# What you will do:
Pictures do not belong in the copy. Return all of the entries exactly.

# START OF Dataset rows

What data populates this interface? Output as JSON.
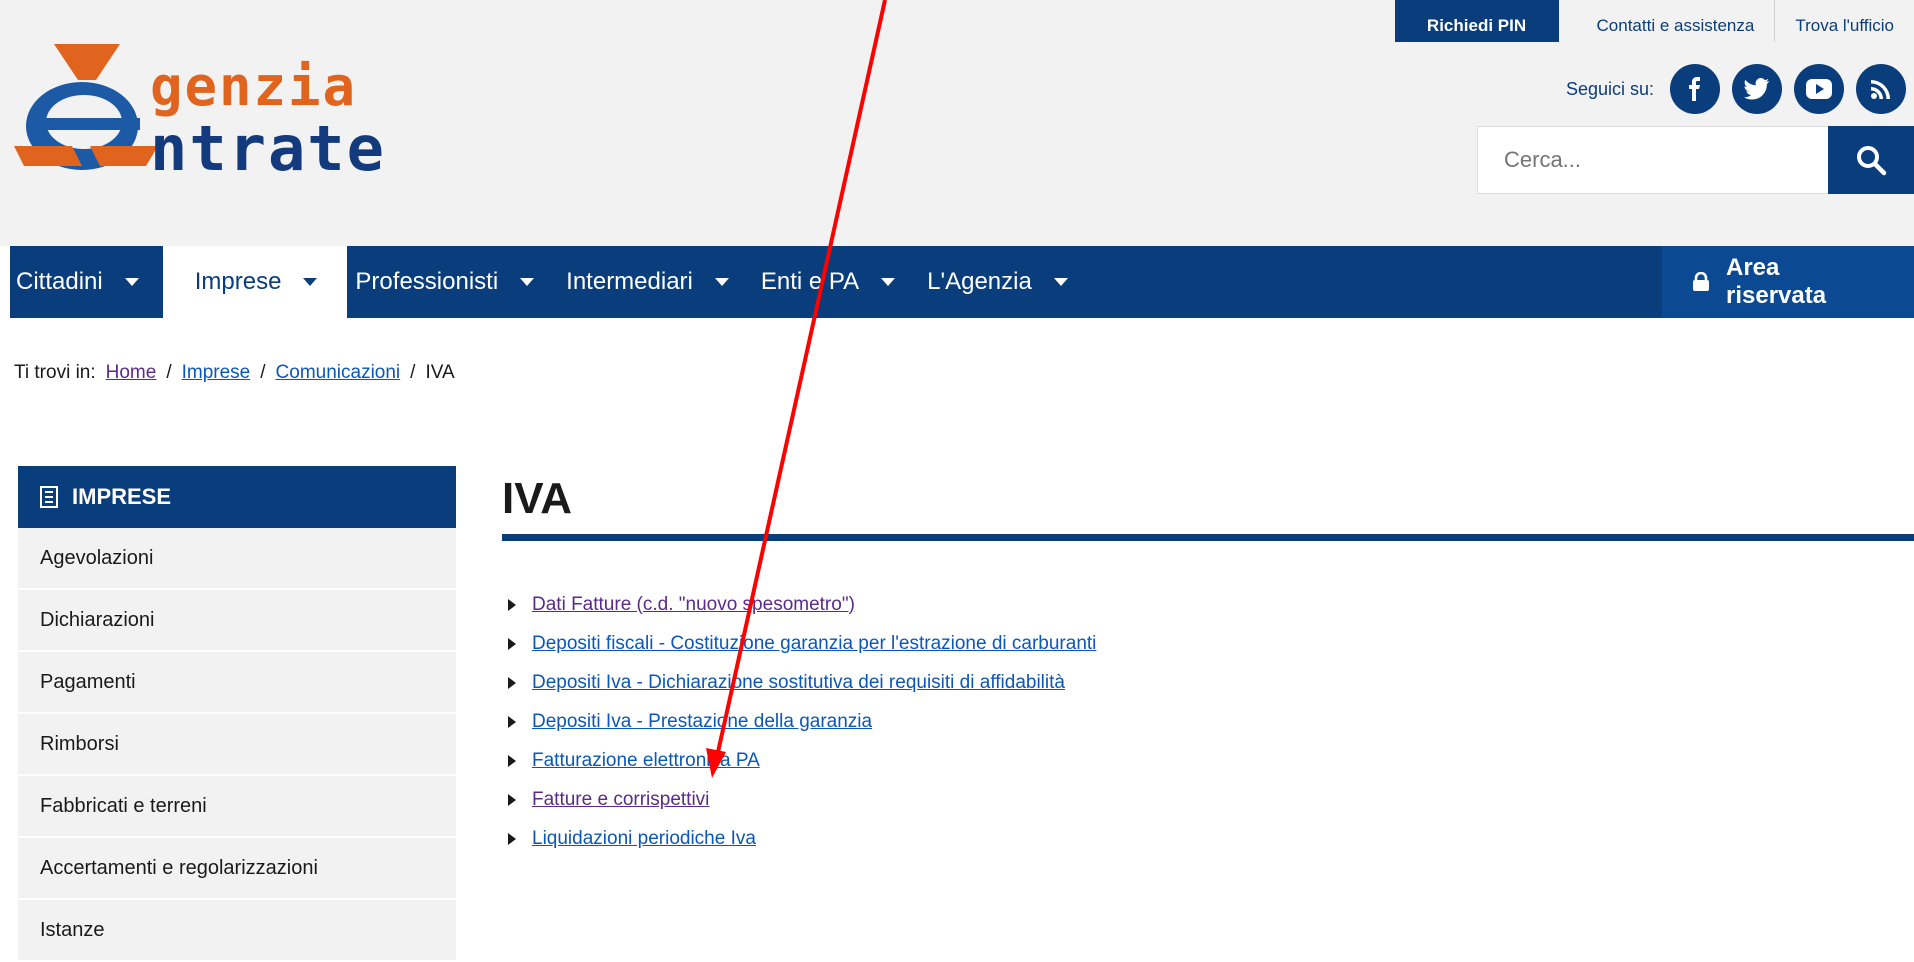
{
  "logo": {
    "line1": "genzia",
    "line2": "ntrate",
    "alt": "Agenzia Entrate"
  },
  "top_links": {
    "pin_button": "Richiedi PIN",
    "contact": "Contatti e assistenza",
    "office": "Trova l'ufficio"
  },
  "social": {
    "label": "Seguici su:",
    "icons": [
      "facebook-icon",
      "twitter-icon",
      "youtube-icon",
      "rss-icon"
    ]
  },
  "search": {
    "placeholder": "Cerca..."
  },
  "nav": {
    "items": [
      {
        "label": "Cittadini"
      },
      {
        "label": "Imprese"
      },
      {
        "label": "Professionisti"
      },
      {
        "label": "Intermediari"
      },
      {
        "label": "Enti e PA"
      },
      {
        "label": "L'Agenzia"
      }
    ],
    "active": "Imprese",
    "area_riservata": "Area riservata"
  },
  "breadcrumb": {
    "prefix": "Ti trovi in:",
    "items": [
      "Home",
      "Imprese",
      "Comunicazioni"
    ],
    "current": "IVA",
    "separator": "/"
  },
  "sidebar": {
    "title": "IMPRESE",
    "items": [
      "Agevolazioni",
      "Dichiarazioni",
      "Pagamenti",
      "Rimborsi",
      "Fabbricati e terreni",
      "Accertamenti e regolarizzazioni",
      "Istanze"
    ]
  },
  "main": {
    "title": "IVA",
    "links": [
      "Dati Fatture (c.d. \"nuovo spesometro\")",
      "Depositi fiscali - Costituzione garanzia per l'estrazione di carburanti",
      "Depositi Iva - Dichiarazione sostitutiva dei requisiti di affidabilità",
      "Depositi Iva - Prestazione della garanzia",
      "Fatturazione elettronica PA",
      "Fatture e corrispettivi",
      "Liquidazioni periodiche Iva"
    ]
  },
  "colors": {
    "brand_blue": "#0a3d7c",
    "logo_orange": "#e0631e",
    "link_blue": "#0b57b8",
    "visited_purple": "#5a2a8c",
    "annotation_red": "#ff0000"
  }
}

# END OF Dataset rows

# Answer to this problem:
What data populates this interface? Output as JSON.
{
  "logo": {
    "line1": "genzia",
    "line2": "ntrate",
    "alt": "Agenzia Entrate"
  },
  "top_links": {
    "pin_button": "Richiedi PIN",
    "contact": "Contatti e assistenza",
    "office": "Trova l'ufficio"
  },
  "social": {
    "label": "Seguici su:",
    "icons": [
      "facebook-icon",
      "twitter-icon",
      "youtube-icon",
      "rss-icon"
    ]
  },
  "search": {
    "placeholder": "Cerca..."
  },
  "nav": {
    "items": [
      {
        "label": "Cittadini"
      },
      {
        "label": "Imprese"
      },
      {
        "label": "Professionisti"
      },
      {
        "label": "Intermediari"
      },
      {
        "label": "Enti e PA"
      },
      {
        "label": "L'Agenzia"
      }
    ],
    "active": "Imprese",
    "area_riservata": "Area riservata"
  },
  "breadcrumb": {
    "prefix": "Ti trovi in:",
    "items": [
      "Home",
      "Imprese",
      "Comunicazioni"
    ],
    "current": "IVA",
    "separator": "/"
  },
  "sidebar": {
    "title": "IMPRESE",
    "items": [
      "Agevolazioni",
      "Dichiarazioni",
      "Pagamenti",
      "Rimborsi",
      "Fabbricati e terreni",
      "Accertamenti e regolarizzazioni",
      "Istanze"
    ]
  },
  "main": {
    "title": "IVA",
    "links": [
      "Dati Fatture (c.d. \"nuovo spesometro\")",
      "Depositi fiscali - Costituzione garanzia per l'estrazione di carburanti",
      "Depositi Iva - Dichiarazione sostitutiva dei requisiti di affidabilità",
      "Depositi Iva - Prestazione della garanzia",
      "Fatturazione elettronica PA",
      "Fatture e corrispettivi",
      "Liquidazioni periodiche Iva"
    ]
  },
  "colors": {
    "brand_blue": "#0a3d7c",
    "logo_orange": "#e0631e",
    "link_blue": "#0b57b8",
    "visited_purple": "#5a2a8c",
    "annotation_red": "#ff0000"
  }
}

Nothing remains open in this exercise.